Dataset content
= = =
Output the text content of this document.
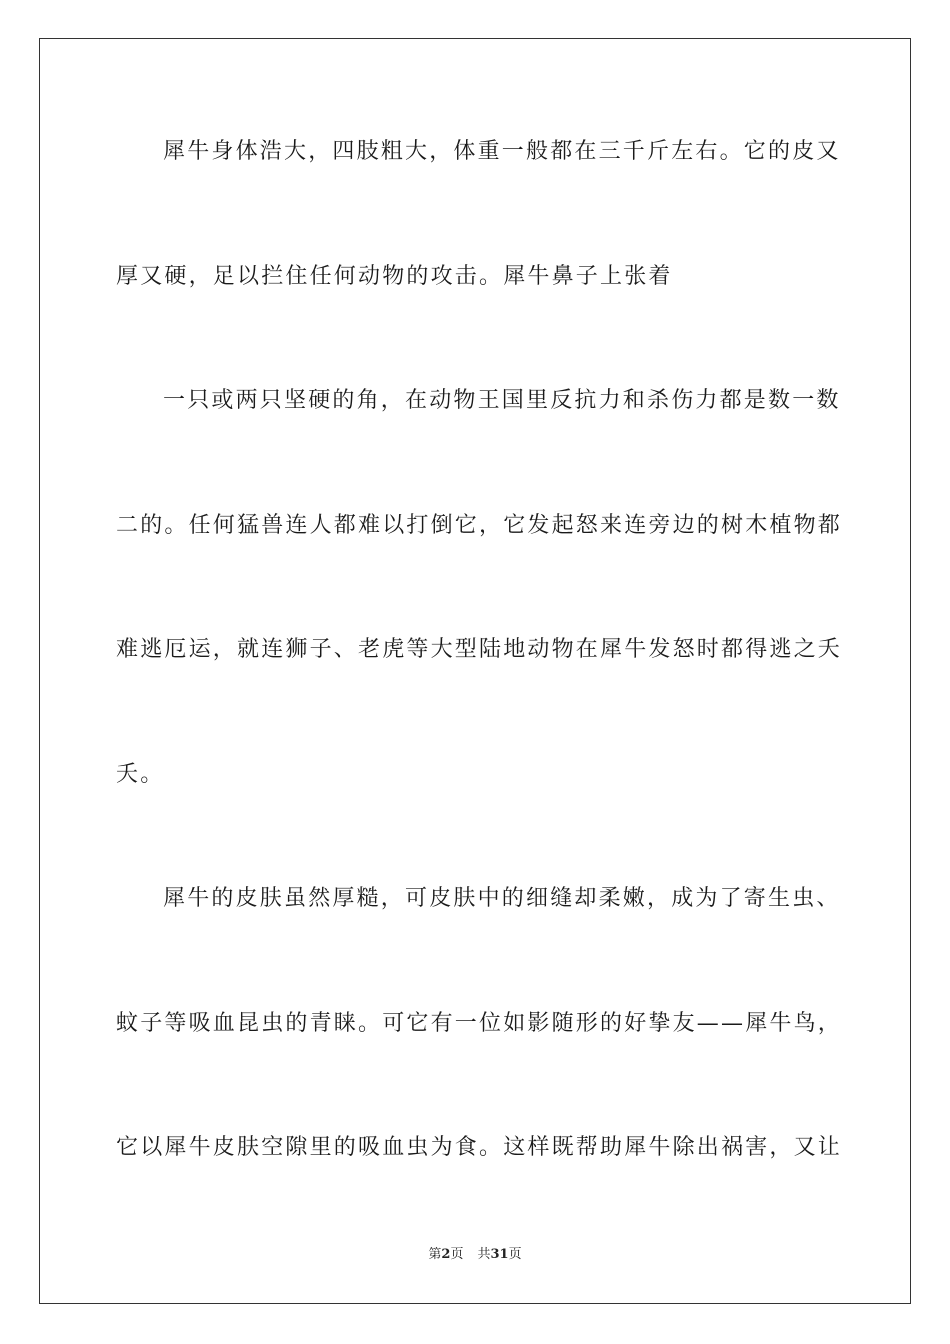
犀牛身体浩大，四肢粗大，体重一般都在三千斤左右。它的皮又
厚又硬，足以拦住任何动物的攻击。犀牛鼻子上张着
一只或两只坚硬的角，在动物王国里反抗力和杀伤力都是数一数
二的。任何猛兽连人都难以打倒它，它发起怒来连旁边的树木植物都
难逃厄运，就连狮子、老虎等大型陆地动物在犀牛发怒时都得逃之夭
夭。
犀牛的皮肤虽然厚糙，可皮肤中的细缝却柔嫩，成为了寄生虫、
蚊子等吸血昆虫的青睐。可它有一位如影随形的好挚友——犀牛鸟，
它以犀牛皮肤空隙里的吸血虫为食。这样既帮助犀牛除出祸害，又让
第2页 共31页
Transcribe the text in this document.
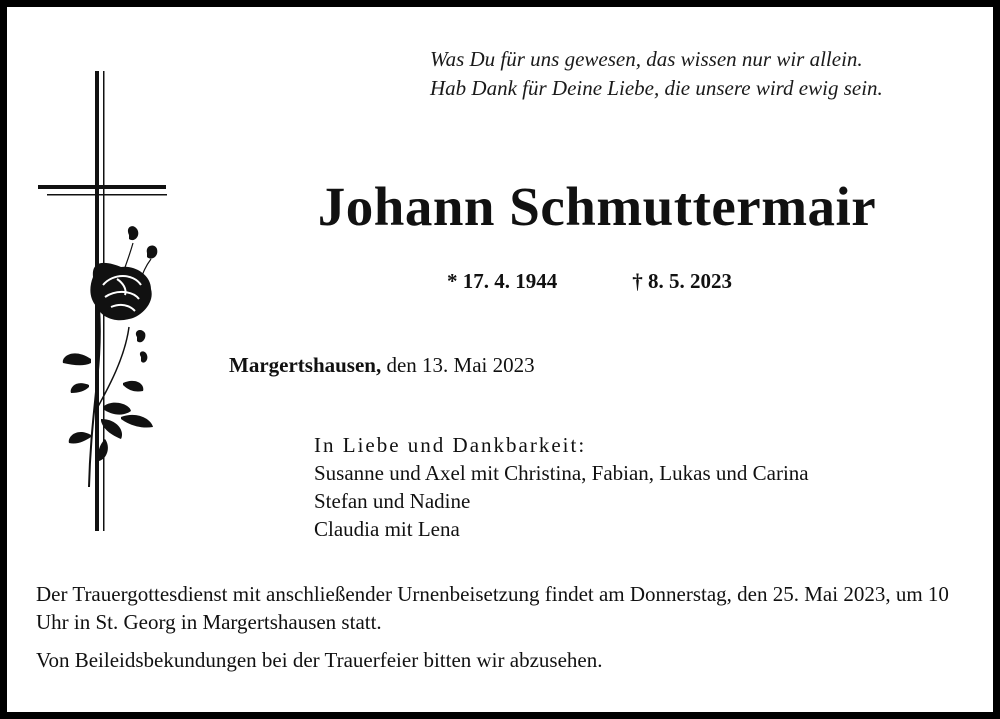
Was Du für uns gewesen, das wissen nur wir allein.
Hab Dank für Deine Liebe, die unsere wird ewig sein.
Johann Schmuttermair
* 17. 4. 1944	† 8. 5. 2023
Margertshausen, den 13. Mai 2023
In Liebe und Dankbarkeit:
Susanne und Axel mit Christina, Fabian, Lukas und Carina
Stefan und Nadine
Claudia mit Lena

Der Trauergottesdienst mit anschließender Urnenbeisetzung findet am Donnerstag, den 25. Mai 2023, um 10 Uhr in St. Georg in Margertshausen statt.

Von Beileidsbekundungen bei der Trauerfeier bitten wir abzusehen.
= = =
Goal
In the data above, count the lines where the word "text" appears; reply with the number only.

Written reply
2